- PROBLEM TO WORK ON:
Output all of the records exactly as written.

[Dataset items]
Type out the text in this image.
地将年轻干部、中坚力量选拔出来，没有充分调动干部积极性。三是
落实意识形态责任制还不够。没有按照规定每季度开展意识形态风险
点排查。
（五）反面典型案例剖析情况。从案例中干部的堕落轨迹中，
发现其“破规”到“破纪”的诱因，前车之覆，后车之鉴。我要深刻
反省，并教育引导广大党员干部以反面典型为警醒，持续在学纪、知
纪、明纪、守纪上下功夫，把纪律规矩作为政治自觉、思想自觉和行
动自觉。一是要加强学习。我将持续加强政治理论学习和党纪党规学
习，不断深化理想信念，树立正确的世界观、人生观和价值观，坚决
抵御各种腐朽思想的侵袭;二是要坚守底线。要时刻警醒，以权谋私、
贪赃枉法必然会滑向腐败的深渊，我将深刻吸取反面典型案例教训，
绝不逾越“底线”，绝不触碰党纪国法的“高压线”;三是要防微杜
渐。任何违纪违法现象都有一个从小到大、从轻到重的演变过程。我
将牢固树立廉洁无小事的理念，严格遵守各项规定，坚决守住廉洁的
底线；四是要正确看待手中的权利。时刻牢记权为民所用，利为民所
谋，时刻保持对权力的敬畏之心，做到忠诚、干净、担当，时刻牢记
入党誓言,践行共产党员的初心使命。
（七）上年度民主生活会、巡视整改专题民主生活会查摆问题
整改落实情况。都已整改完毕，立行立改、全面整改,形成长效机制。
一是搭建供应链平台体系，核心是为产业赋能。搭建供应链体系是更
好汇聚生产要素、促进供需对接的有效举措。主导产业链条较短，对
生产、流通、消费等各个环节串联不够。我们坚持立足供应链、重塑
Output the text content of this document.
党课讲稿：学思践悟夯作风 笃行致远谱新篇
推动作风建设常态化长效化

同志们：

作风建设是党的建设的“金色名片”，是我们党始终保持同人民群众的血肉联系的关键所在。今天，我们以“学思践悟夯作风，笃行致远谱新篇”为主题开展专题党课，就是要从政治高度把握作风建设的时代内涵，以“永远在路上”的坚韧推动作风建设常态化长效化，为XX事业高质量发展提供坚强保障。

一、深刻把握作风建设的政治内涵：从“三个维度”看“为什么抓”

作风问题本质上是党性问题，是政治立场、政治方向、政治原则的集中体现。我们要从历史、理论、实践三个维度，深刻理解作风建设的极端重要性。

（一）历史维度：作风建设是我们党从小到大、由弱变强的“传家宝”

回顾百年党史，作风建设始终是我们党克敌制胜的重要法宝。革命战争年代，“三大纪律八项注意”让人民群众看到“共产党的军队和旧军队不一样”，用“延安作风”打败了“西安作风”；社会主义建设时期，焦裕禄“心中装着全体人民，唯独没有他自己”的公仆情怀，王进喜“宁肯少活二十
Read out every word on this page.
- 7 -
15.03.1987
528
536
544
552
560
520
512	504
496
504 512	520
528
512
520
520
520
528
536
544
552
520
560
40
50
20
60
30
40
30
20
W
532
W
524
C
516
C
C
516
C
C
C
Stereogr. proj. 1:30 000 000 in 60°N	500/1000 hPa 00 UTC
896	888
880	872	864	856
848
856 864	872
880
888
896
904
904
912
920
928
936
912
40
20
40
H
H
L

- EXERCISE RESULT:
Type out the text in this image.
地将年轻干部、中坚力量选拔出来，没有充分调动干部积极性。三是
落实意识形态责任制还不够。没有按照规定每季度开展意识形态风险
点排查。
（五）反面典型案例剖析情况。从案例中干部的堕落轨迹中，
发现其“破规”到“破纪”的诱因，前车之覆，后车之鉴。我要深刻
反省，并教育引导广大党员干部以反面典型为警醒，持续在学纪、知
纪、明纪、守纪上下功夫，把纪律规矩作为政治自觉、思想自觉和行
动自觉。一是要加强学习。我将持续加强政治理论学习和党纪党规学
习，不断深化理想信念，树立正确的世界观、人生观和价值观，坚决
抵御各种腐朽思想的侵袭;二是要坚守底线。要时刻警醒，以权谋私、
贪赃枉法必然会滑向腐败的深渊，我将深刻吸取反面典型案例教训，
绝不逾越“底线”，绝不触碰党纪国法的“高压线”;三是要防微杜
渐。任何违纪违法现象都有一个从小到大、从轻到重的演变过程。我
将牢固树立廉洁无小事的理念，严格遵守各项规定，坚决守住廉洁的
底线；四是要正确看待手中的权利。时刻牢记权为民所用，利为民所
谋，时刻保持对权力的敬畏之心，做到忠诚、干净、担当，时刻牢记
入党誓言,践行共产党员的初心使命。
（七）上年度民主生活会、巡视整改专题民主生活会查摆问题
整改落实情况。都已整改完毕，立行立改、全面整改,形成长效机制。
一是搭建供应链平台体系，核心是为产业赋能。搭建供应链体系是更
好汇聚生产要素、促进供需对接的有效举措。主导产业链条较短，对
生产、流通、消费等各个环节串联不够。我们坚持立足供应链、重塑
Output the text content of this document.
党课讲稿：学思践悟夯作风 笃行致远谱新篇
推动作风建设常态化长效化

同志们：

作风建设是党的建设的“金色名片”，是我们党始终保持同人民群众的血肉联系的关键所在。今天，我们以“学思践悟夯作风，笃行致远谱新篇”为主题开展专题党课，就是要从政治高度把握作风建设的时代内涵，以“永远在路上”的坚韧推动作风建设常态化长效化，为XX事业高质量发展提供坚强保障。

一、深刻把握作风建设的政治内涵：从“三个维度”看“为什么抓”

作风问题本质上是党性问题，是政治立场、政治方向、政治原则的集中体现。我们要从历史、理论、实践三个维度，深刻理解作风建设的极端重要性。

（一）历史维度：作风建设是我们党从小到大、由弱变强的“传家宝”

回顾百年党史，作风建设始终是我们党克敌制胜的重要法宝。革命战争年代，“三大纪律八项注意”让人民群众看到“共产党的军队和旧军队不一样”，用“延安作风”打败了“西安作风”；社会主义建设时期，焦裕禄“心中装着全体人民，唯独没有他自己”的公仆情怀，王进喜“宁肯少活二十
Read out every word on this page.
- 7 -
15.03.1987
528
536
544
552
560
520
512	504
496
504 512	520
528
512
520
520
520
528
536
544
552
520
560
40
50
20
60
30
40
30
20
W
532
W
524
C
516
C
C
516
C
C
C
Stereogr. proj. 1:30 000 000 in 60°N	500/1000 hPa 00 UTC
896	888
880	872	864	856
848
856 864	872
880
888
896
904
904
912
920
928
936
912
40
20
40
H
H
L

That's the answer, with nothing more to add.